§ **THE PROBLEM**
Type out the records that follow, exactly as given.

--- begin MATERIAL PROVIDED ---

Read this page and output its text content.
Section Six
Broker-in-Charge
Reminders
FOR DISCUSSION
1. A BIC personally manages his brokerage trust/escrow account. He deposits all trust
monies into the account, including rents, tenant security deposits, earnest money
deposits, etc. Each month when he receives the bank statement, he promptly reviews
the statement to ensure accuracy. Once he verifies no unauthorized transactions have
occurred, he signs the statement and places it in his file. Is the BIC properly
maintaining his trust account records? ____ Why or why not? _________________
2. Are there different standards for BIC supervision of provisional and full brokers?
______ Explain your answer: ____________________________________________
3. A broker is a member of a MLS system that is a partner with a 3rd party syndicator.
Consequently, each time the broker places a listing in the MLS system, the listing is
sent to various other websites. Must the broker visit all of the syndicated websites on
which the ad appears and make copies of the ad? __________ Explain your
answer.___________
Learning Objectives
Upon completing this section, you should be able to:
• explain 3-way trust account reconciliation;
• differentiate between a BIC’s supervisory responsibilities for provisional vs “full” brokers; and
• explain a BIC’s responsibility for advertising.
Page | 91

--- end MATERIAL PROVIDED ---

§ **FULL ANSWER**
Read this page and output its text content.
Section Six
Broker-in-Charge
Reminders
FOR DISCUSSION
1. A BIC personally manages his brokerage trust/escrow account. He deposits all trust
monies into the account, including rents, tenant security deposits, earnest money
deposits, etc. Each month when he receives the bank statement, he promptly reviews
the statement to ensure accuracy. Once he verifies no unauthorized transactions have
occurred, he signs the statement and places it in his file. Is the BIC properly
maintaining his trust account records? ____ Why or why not? _________________
2. Are there different standards for BIC supervision of provisional and full brokers?
______ Explain your answer: ____________________________________________
3. A broker is a member of a MLS system that is a partner with a 3rd party syndicator.
Consequently, each time the broker places a listing in the MLS system, the listing is
sent to various other websites. Must the broker visit all of the syndicated websites on
which the ad appears and make copies of the ad? __________ Explain your
answer.___________
Learning Objectives
Upon completing this section, you should be able to:
• explain 3-way trust account reconciliation;
• differentiate between a BIC’s supervisory responsibilities for provisional vs “full” brokers; and
• explain a BIC’s responsibility for advertising.
Page | 91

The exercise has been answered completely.